== YOUR TASK ==
Review the listing and copy each line that holds the word "также".
○ ○ ○ ○ ○
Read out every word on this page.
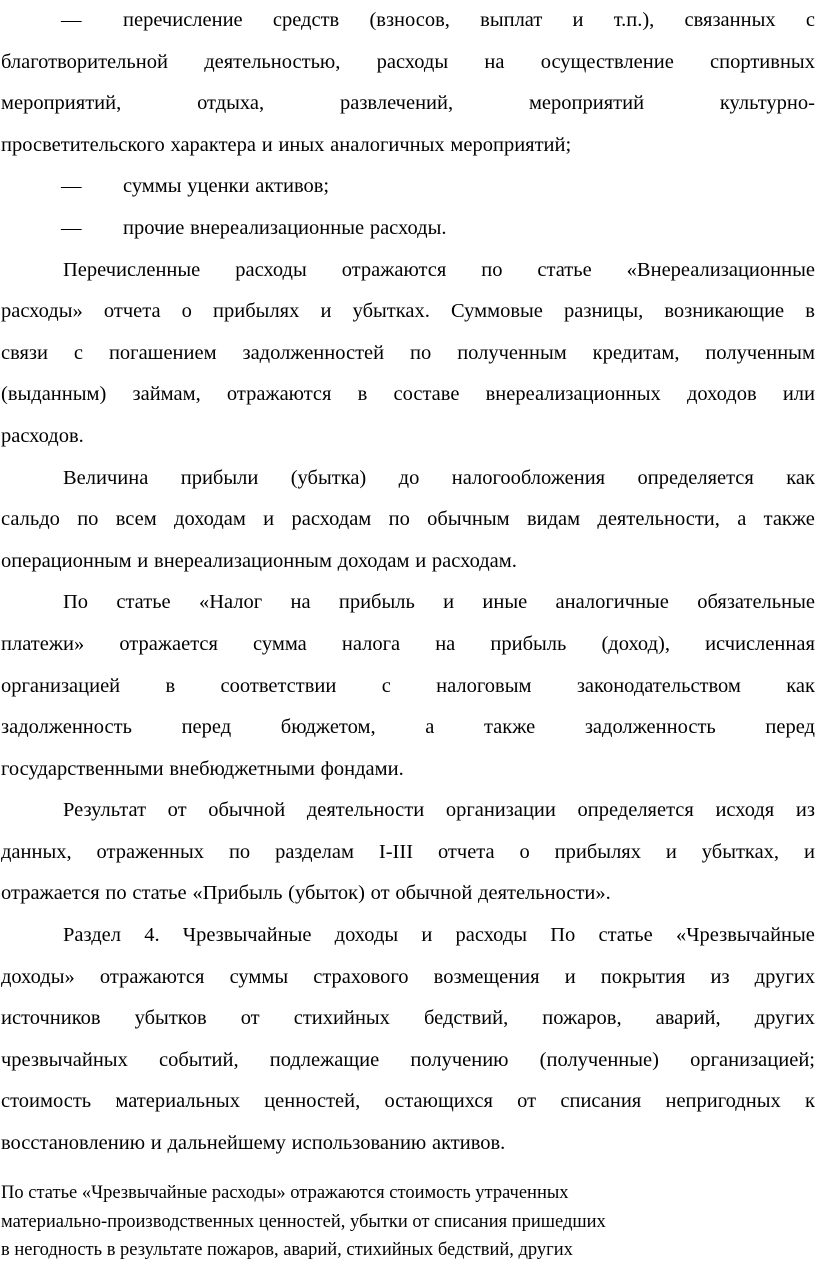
—	перечисление средств (взносов, выплат и т.п.), связанных с
благотворительной деятельностью, расходы на осуществление спортивных
мероприятий,	отдыха,	развлечений,	мероприятий	культурно-
просветительского характера и иных аналогичных мероприятий;
—	суммы уценки активов;
—	прочие внереализационные расходы.
Перечисленные расходы отражаются по статье «Внереализационные
расходы» отчета о прибылях и убытках. Суммовые разницы, возникающие в
связи с погашением задолженностей по полученным кредитам, полученным
(выданным) займам, отражаются в составе внереализационных доходов или
расходов.
Величина прибыли (убытка) до налогообложения определяется как
сальдо по всем доходам и расходам по обычным видам деятельности, а также
операционным и внереализационным доходам и расходам.
По статье «Налог на прибыль и иные аналогичные обязательные
платежи» отражается сумма налога на прибыль (доход), исчисленная
организацией в соответствии с налоговым законодательством как
задолженность перед бюджетом, а также задолженность перед
государственными внебюджетными фондами.
Результат от обычной деятельности организации определяется исходя из
данных, отраженных по разделам I-III отчета о прибылях и убытках, и
отражается по статье «Прибыль (убыток) от обычной деятельности».
Раздел 4. Чрезвычайные доходы и расходы По статье «Чрезвычайные
доходы» отражаются суммы страхового возмещения и покрытия из других
источников убытков от стихийных бедствий, пожаров, аварий, других
чрезвычайных событий, подлежащие получению (полученные) организацией;
стоимость материальных ценностей, остающихся от списания непригодных к
восстановлению и дальнейшему использованию активов.
По статье «Чрезвычайные расходы» отражаются стоимость утраченных
материально-производственных ценностей, убытки от списания пришедших
в негодность в результате пожаров, аварий, стихийных бедствий, других
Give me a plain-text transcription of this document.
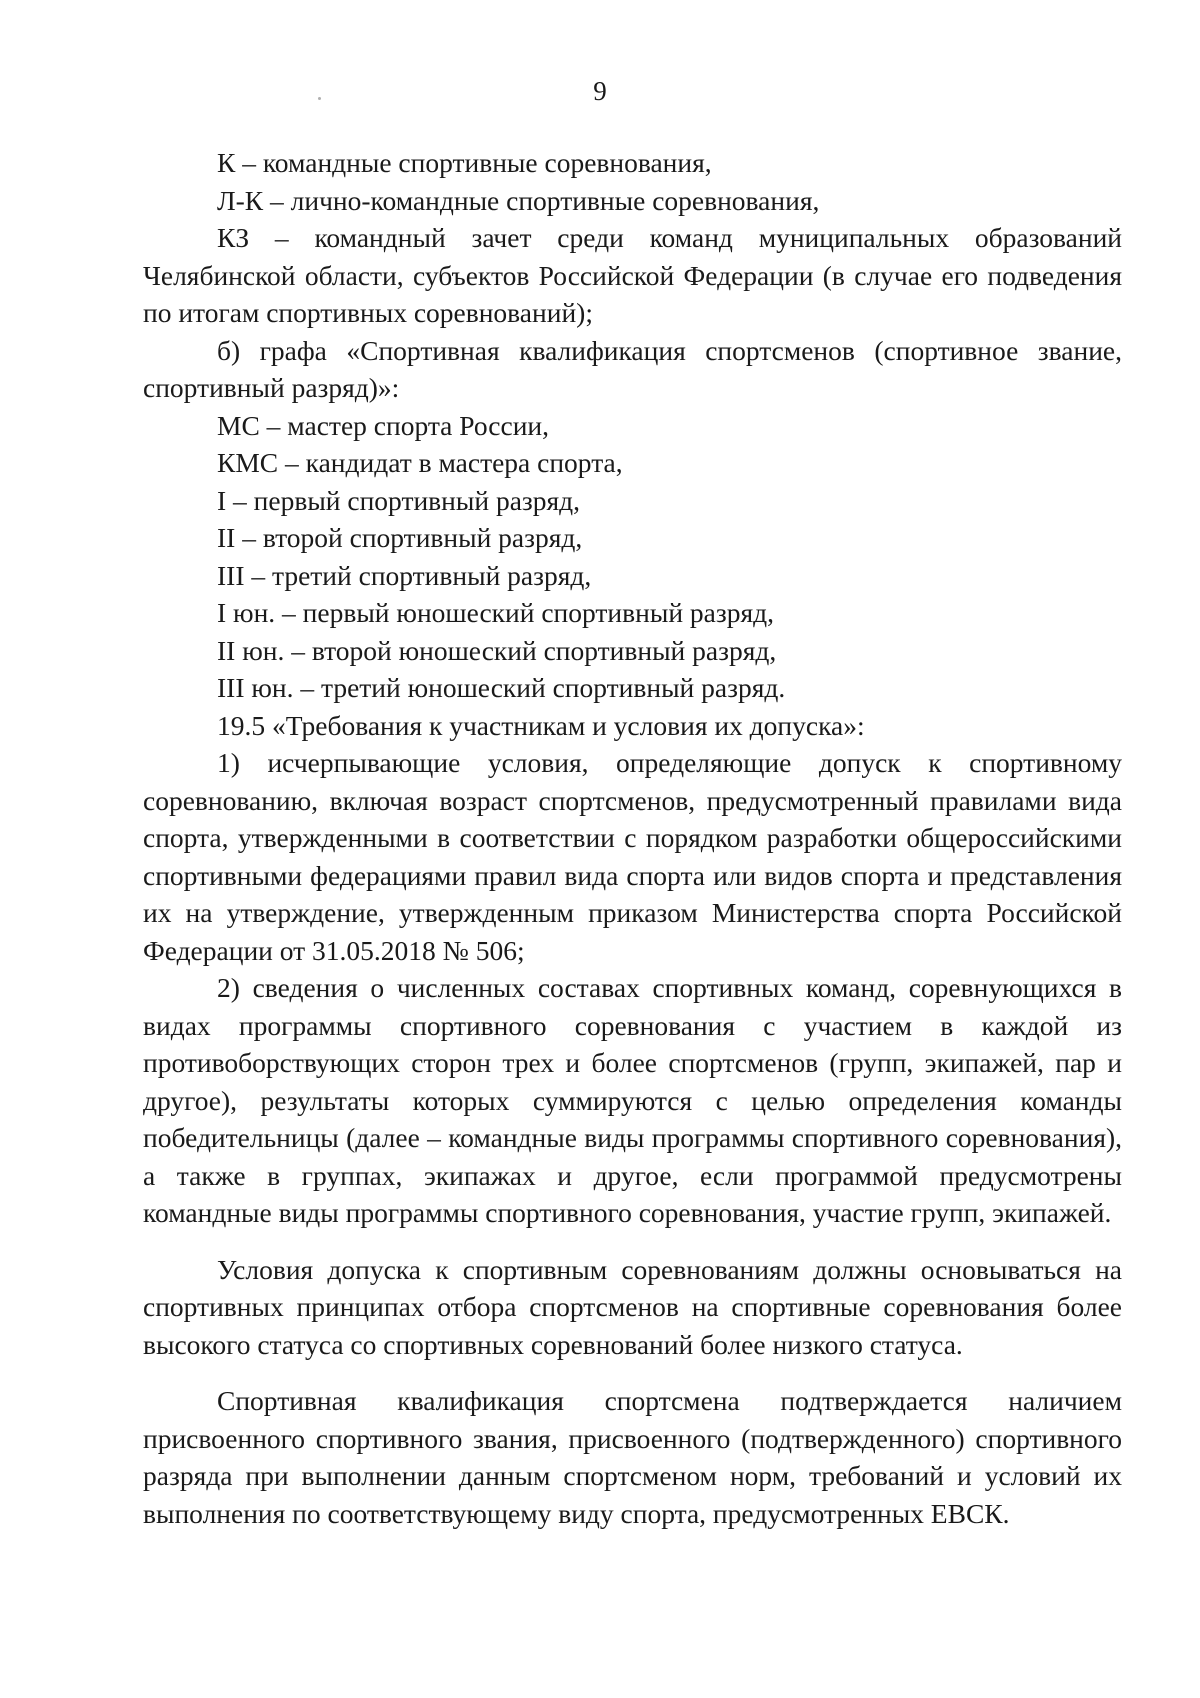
9

К – командные спортивные соревнования,

Л-К – лично-командные спортивные соревнования,

КЗ – командный зачет среди команд муниципальных образований Челябинской области, субъектов Российской Федерации (в случае его подведения по итогам спортивных соревнований);

б) графа «Спортивная квалификация спортсменов (спортивное звание, спортивный разряд)»:

МС – мастер спорта России,

КМС – кандидат в мастера спорта,

I – первый спортивный разряд,

II – второй спортивный разряд,

III – третий спортивный разряд,

I юн. – первый юношеский спортивный разряд,

II юн. – второй юношеский спортивный разряд,

III юн. – третий юношеский спортивный разряд.

19.5 «Требования к участникам и условия их допуска»:

1) исчерпывающие условия, определяющие допуск к спортивному соревнованию, включая возраст спортсменов, предусмотренный правилами вида спорта, утвержденными в соответствии с порядком разработки общероссийскими спортивными федерациями правил вида спорта или видов спорта и представления их на утверждение, утвержденным приказом Министерства спорта Российской Федерации от 31.05.2018 № 506;

2) сведения о численных составах спортивных команд, соревнующихся в видах программы спортивного соревнования с участием в каждой из противоборствующих сторон трех и более спортсменов (групп, экипажей, пар и другое), результаты которых суммируются с целью определения команды победительницы (далее – командные виды программы спортивного соревнования), а также в группах, экипажах и другое, если программой предусмотрены командные виды программы спортивного соревнования, участие групп, экипажей.

Условия допуска к спортивным соревнованиям должны основываться на спортивных принципах отбора спортсменов на спортивные соревнования более высокого статуса со спортивных соревнований более низкого статуса.

Спортивная квалификация спортсмена подтверждается наличием присвоенного спортивного звания, присвоенного (подтвержденного) спортивного разряда при выполнении данным спортсменом норм, требований и условий их выполнения по соответствующему виду спорта, предусмотренных ЕВСК.
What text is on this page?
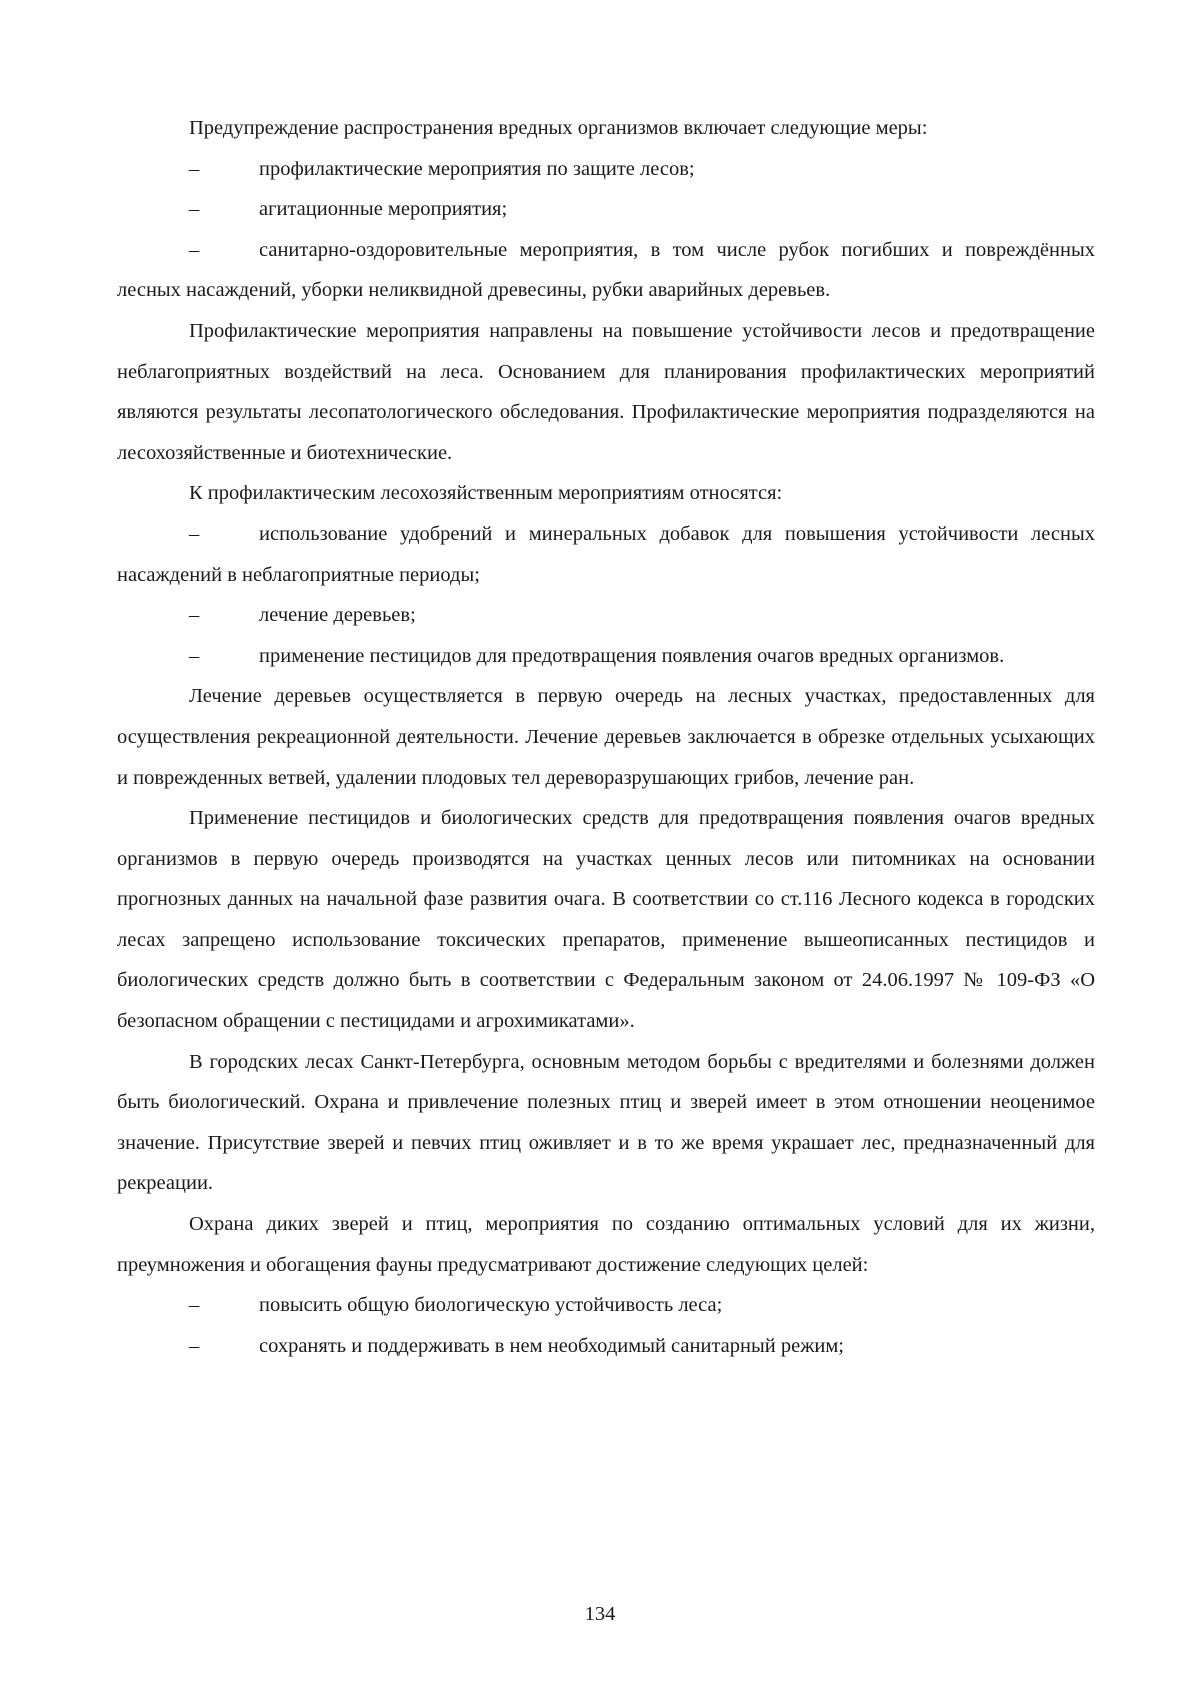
Предупреждение распространения вредных организмов включает следующие меры:

–	профилактические мероприятия по защите лесов;

–	агитационные мероприятия;

–	санитарно-оздоровительные мероприятия, в том числе рубок погибших и повреждённых лесных насаждений, уборки неликвидной древесины, рубки аварийных деревьев.

Профилактические мероприятия направлены на повышение устойчивости лесов и предотвращение неблагоприятных воздействий на леса. Основанием для планирования профилактических мероприятий являются результаты лесопатологического обследования. Профилактические мероприятия подразделяются на лесохозяйственные и биотехнические.

К профилактическим лесохозяйственным мероприятиям относятся:

–	использование удобрений и минеральных добавок для повышения устойчивости лесных насаждений в неблагоприятные периоды;

–	лечение деревьев;

–	применение пестицидов для предотвращения появления очагов вредных организмов.

Лечение деревьев осуществляется в первую очередь на лесных участках, предоставленных для осуществления рекреационной деятельности. Лечение деревьев заключается в обрезке отдельных усыхающих и поврежденных ветвей, удалении плодовых тел дереворазрушающих грибов, лечение ран.

Применение пестицидов и биологических средств для предотвращения появления очагов вредных организмов в первую очередь производятся на участках ценных лесов или питомниках на основании прогнозных данных на начальной фазе развития очага. В соответствии со ст.116 Лесного кодекса в городских лесах запрещено использование токсических препаратов, применение вышеописанных пестицидов и биологических средств должно быть в соответствии с Федеральным законом от 24.06.1997 № 109-ФЗ «О безопасном обращении с пестицидами и агрохимикатами».

В городских лесах Санкт-Петербурга, основным методом борьбы с вредителями и болезнями должен быть биологический. Охрана и привлечение полезных птиц и зверей имеет в этом отношении неоценимое значение. Присутствие зверей и певчих птиц оживляет и в то же время украшает лес, предназначенный для рекреации.

Охрана диких зверей и птиц, мероприятия по созданию оптимальных условий для их жизни, преумножения и обогащения фауны предусматривают достижение следующих целей:

–	повысить общую биологическую устойчивость леса;

–	сохранять и поддерживать в нем необходимый санитарный режим;

134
○ ○ ○ ○ ○
== RESULT OF THE EXERCISE ==
сальдо по всем доходам и расходам по обычным видам деятельности, а также
задолженность перед бюджетом, а также задолженность перед
2) сведения о численных составах спортивных команд, соревнующихся в видах программы спортивного соревнования с участием в каждой из противоборствующих сторон трех и более спортсменов (групп, экипажей, пар и другое), результаты которых суммируются с целью определения команды победительницы (далее – командные виды программы спортивного соревнования), а также в группах, экипажах и другое, если программой предусмотрены командные виды программы спортивного соревнования, участие групп, экипажей.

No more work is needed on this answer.